◆ What is required
Find the lines with the string "color" and return them.

======== Dataset entries ========

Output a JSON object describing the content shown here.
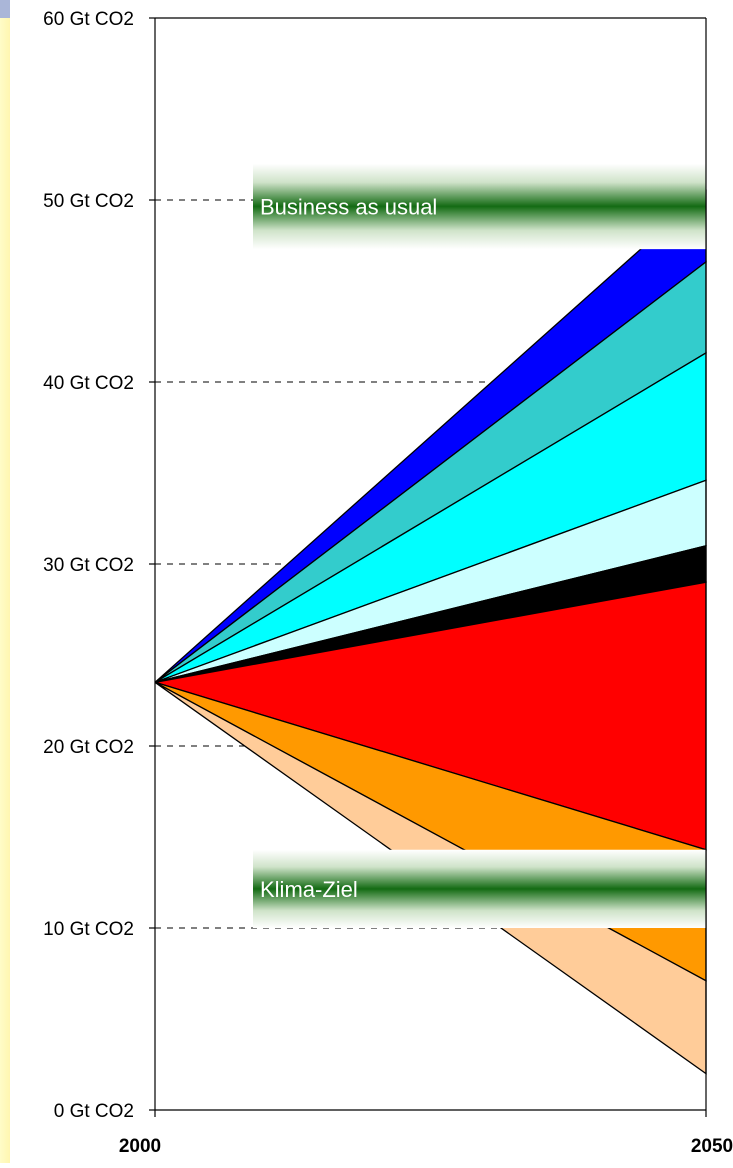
{
  "chart_data": {
    "type": "area",
    "x": [
      2000,
      2050
    ],
    "xlabels": [
      "2000",
      "2050"
    ],
    "ylim": [
      0,
      60
    ],
    "yticks": [
      {
        "value": 0,
        "label": "0 Gt CO2"
      },
      {
        "value": 10,
        "label": "10 Gt CO2"
      },
      {
        "value": 20,
        "label": "20 Gt CO2"
      },
      {
        "value": 30,
        "label": "30 Gt CO2"
      },
      {
        "value": 40,
        "label": "40 Gt CO2"
      },
      {
        "value": 50,
        "label": "50 Gt CO2"
      },
      {
        "value": 60,
        "label": "60 Gt CO2"
      }
    ],
    "start_value": 23.5,
    "wedges": [
      {
        "color": "#0000ff",
        "upper_2050": 50.5,
        "lower_2050": 46.6
      },
      {
        "color": "#33cccc",
        "upper_2050": 46.6,
        "lower_2050": 41.6
      },
      {
        "color": "#00ffff",
        "upper_2050": 41.6,
        "lower_2050": 34.6
      },
      {
        "color": "#ccffff",
        "upper_2050": 34.6,
        "lower_2050": 31.0
      },
      {
        "color": "#000000",
        "upper_2050": 31.0,
        "lower_2050": 29.0
      },
      {
        "color": "#ff0000",
        "upper_2050": 29.0,
        "lower_2050": 14.3
      },
      {
        "color": "#ff9900",
        "upper_2050": 14.3,
        "lower_2050": 7.1
      },
      {
        "color": "#ffcc99",
        "upper_2050": 7.1,
        "lower_2050": 2.0
      }
    ],
    "annotations": [
      {
        "text": "Business as usual",
        "y_low": 47.3,
        "y_high": 52.0
      },
      {
        "text": "Klima-Ziel",
        "y_low": 10.0,
        "y_high": 14.3
      }
    ],
    "grid": "dashed horizontal lines left of data"
  }
}
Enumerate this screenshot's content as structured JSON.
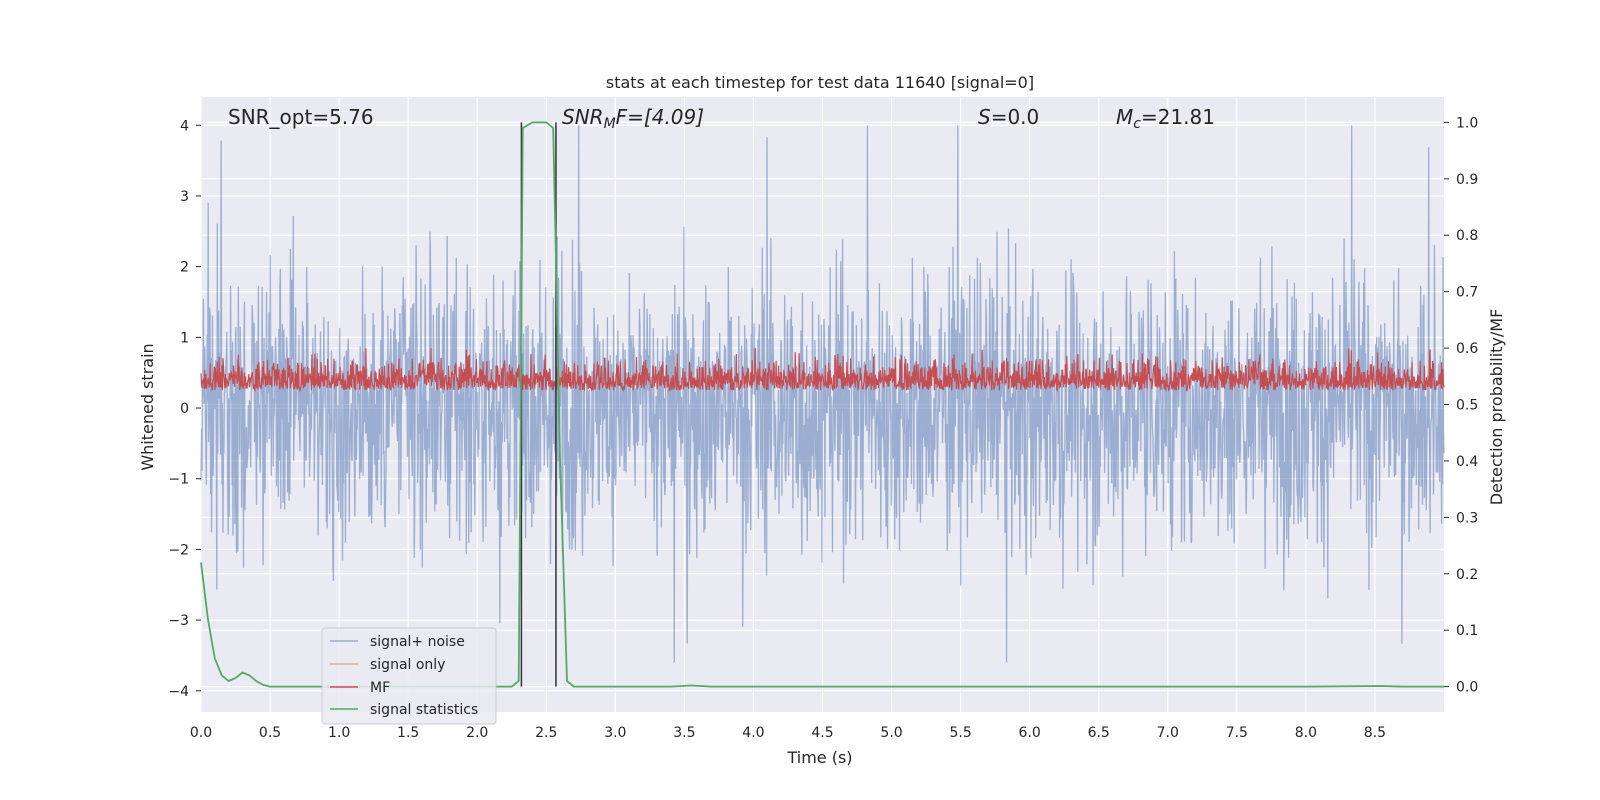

========

◆ Output below
        "color": "#0000ff",
        "color": "#33cccc",
        "color": "#00ffff",
        "color": "#ccffff",
        "color": "#000000",
        "color": "#ff0000",
        "color": "#ff9900",
        "color": "#ffcc99",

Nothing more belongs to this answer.